Your task is to repeat the lines below exactly, excluding any pictures they contain.
━━━━━━━━━━━━━━━━━━━━━━━━━━━━━━
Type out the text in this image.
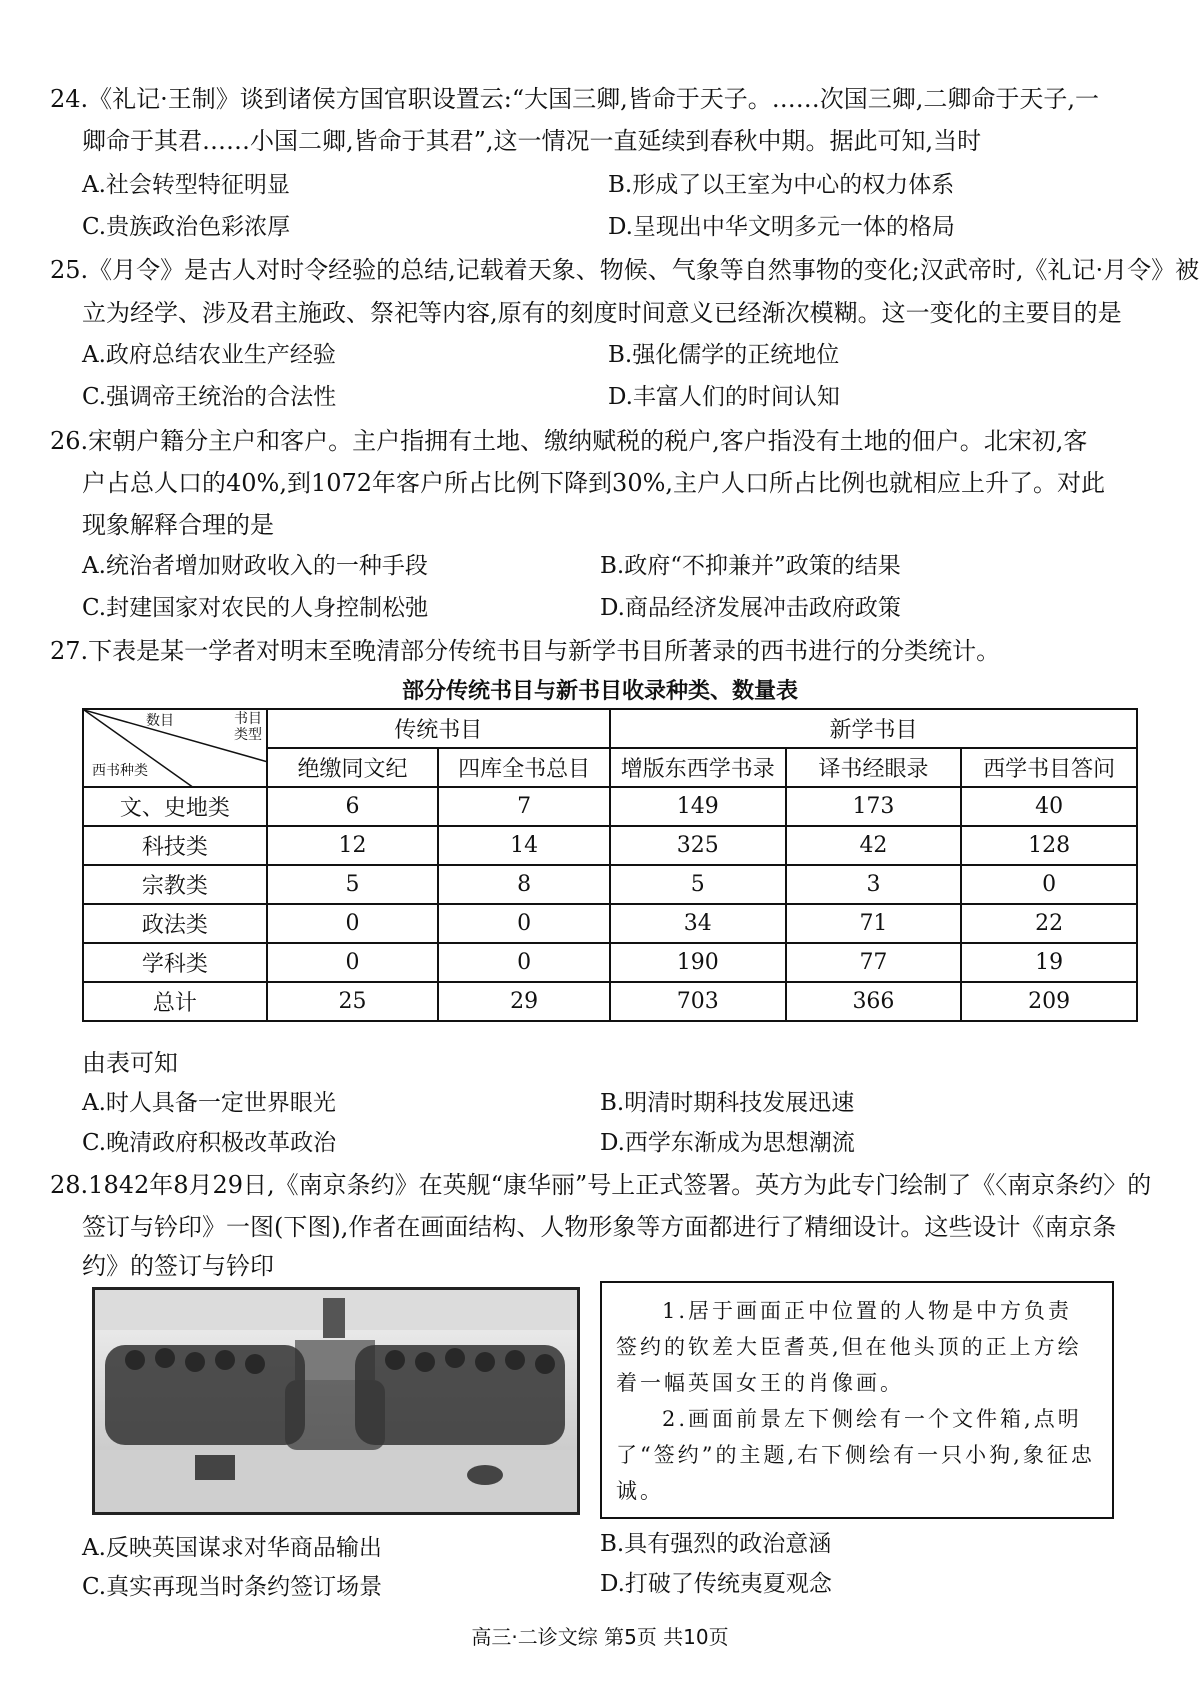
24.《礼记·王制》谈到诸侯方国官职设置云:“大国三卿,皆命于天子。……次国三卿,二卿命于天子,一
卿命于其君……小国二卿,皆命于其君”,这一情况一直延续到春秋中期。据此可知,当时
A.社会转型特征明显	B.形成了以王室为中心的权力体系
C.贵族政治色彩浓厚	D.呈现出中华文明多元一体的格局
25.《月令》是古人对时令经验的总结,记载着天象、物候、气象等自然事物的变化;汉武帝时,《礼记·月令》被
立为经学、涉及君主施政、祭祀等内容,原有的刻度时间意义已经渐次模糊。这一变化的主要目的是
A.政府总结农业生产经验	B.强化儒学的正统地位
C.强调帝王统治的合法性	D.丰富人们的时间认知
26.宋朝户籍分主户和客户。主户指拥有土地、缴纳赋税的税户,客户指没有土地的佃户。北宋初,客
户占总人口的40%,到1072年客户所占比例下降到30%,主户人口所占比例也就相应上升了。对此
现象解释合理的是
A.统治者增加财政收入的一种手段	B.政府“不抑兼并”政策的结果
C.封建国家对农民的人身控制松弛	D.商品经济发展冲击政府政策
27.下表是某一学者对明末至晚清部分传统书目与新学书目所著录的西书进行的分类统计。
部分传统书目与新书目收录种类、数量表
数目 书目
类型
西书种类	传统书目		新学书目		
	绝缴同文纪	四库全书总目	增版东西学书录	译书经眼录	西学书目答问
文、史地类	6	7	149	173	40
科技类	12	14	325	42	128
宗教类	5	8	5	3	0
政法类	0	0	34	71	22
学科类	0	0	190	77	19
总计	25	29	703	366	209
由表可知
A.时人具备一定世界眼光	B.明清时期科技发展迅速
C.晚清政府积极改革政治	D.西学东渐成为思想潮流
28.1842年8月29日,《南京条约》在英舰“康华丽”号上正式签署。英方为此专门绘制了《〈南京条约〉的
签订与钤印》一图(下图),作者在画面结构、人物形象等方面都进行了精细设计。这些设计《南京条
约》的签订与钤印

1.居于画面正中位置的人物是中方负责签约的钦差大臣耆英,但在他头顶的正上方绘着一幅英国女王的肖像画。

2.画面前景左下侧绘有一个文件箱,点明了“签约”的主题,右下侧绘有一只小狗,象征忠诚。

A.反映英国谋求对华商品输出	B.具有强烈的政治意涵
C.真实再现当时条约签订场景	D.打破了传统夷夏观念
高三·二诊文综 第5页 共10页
━━━━━━━━━━━━━━━━━━━━━━━━━━━━━━
Solution to this task
Type out the text in this image.
24.《礼记·王制》谈到诸侯方国官职设置云:“大国三卿,皆命于天子。……次国三卿,二卿命于天子,一
卿命于其君……小国二卿,皆命于其君”,这一情况一直延续到春秋中期。据此可知,当时
A.社会转型特征明显	B.形成了以王室为中心的权力体系
C.贵族政治色彩浓厚	D.呈现出中华文明多元一体的格局
25.《月令》是古人对时令经验的总结,记载着天象、物候、气象等自然事物的变化;汉武帝时,《礼记·月令》被
立为经学、涉及君主施政、祭祀等内容,原有的刻度时间意义已经渐次模糊。这一变化的主要目的是
A.政府总结农业生产经验	B.强化儒学的正统地位
C.强调帝王统治的合法性	D.丰富人们的时间认知
26.宋朝户籍分主户和客户。主户指拥有土地、缴纳赋税的税户,客户指没有土地的佃户。北宋初,客
户占总人口的40%,到1072年客户所占比例下降到30%,主户人口所占比例也就相应上升了。对此
现象解释合理的是
A.统治者增加财政收入的一种手段	B.政府“不抑兼并”政策的结果
C.封建国家对农民的人身控制松弛	D.商品经济发展冲击政府政策
27.下表是某一学者对明末至晚清部分传统书目与新学书目所著录的西书进行的分类统计。
部分传统书目与新书目收录种类、数量表
数目 书目
类型
西书种类	传统书目		新学书目		
	绝缴同文纪	四库全书总目	增版东西学书录	译书经眼录	西学书目答问
文、史地类	6	7	149	173	40
科技类	12	14	325	42	128
宗教类	5	8	5	3	0
政法类	0	0	34	71	22
学科类	0	0	190	77	19
总计	25	29	703	366	209
由表可知
A.时人具备一定世界眼光	B.明清时期科技发展迅速
C.晚清政府积极改革政治	D.西学东渐成为思想潮流
28.1842年8月29日,《南京条约》在英舰“康华丽”号上正式签署。英方为此专门绘制了《〈南京条约〉的
签订与钤印》一图(下图),作者在画面结构、人物形象等方面都进行了精细设计。这些设计《南京条
约》的签订与钤印

1.居于画面正中位置的人物是中方负责签约的钦差大臣耆英,但在他头顶的正上方绘着一幅英国女王的肖像画。

2.画面前景左下侧绘有一个文件箱,点明了“签约”的主题,右下侧绘有一只小狗,象征忠诚。

A.反映英国谋求对华商品输出	B.具有强烈的政治意涵
C.真实再现当时条约签订场景	D.打破了传统夷夏观念
高三·二诊文综 第5页 共10页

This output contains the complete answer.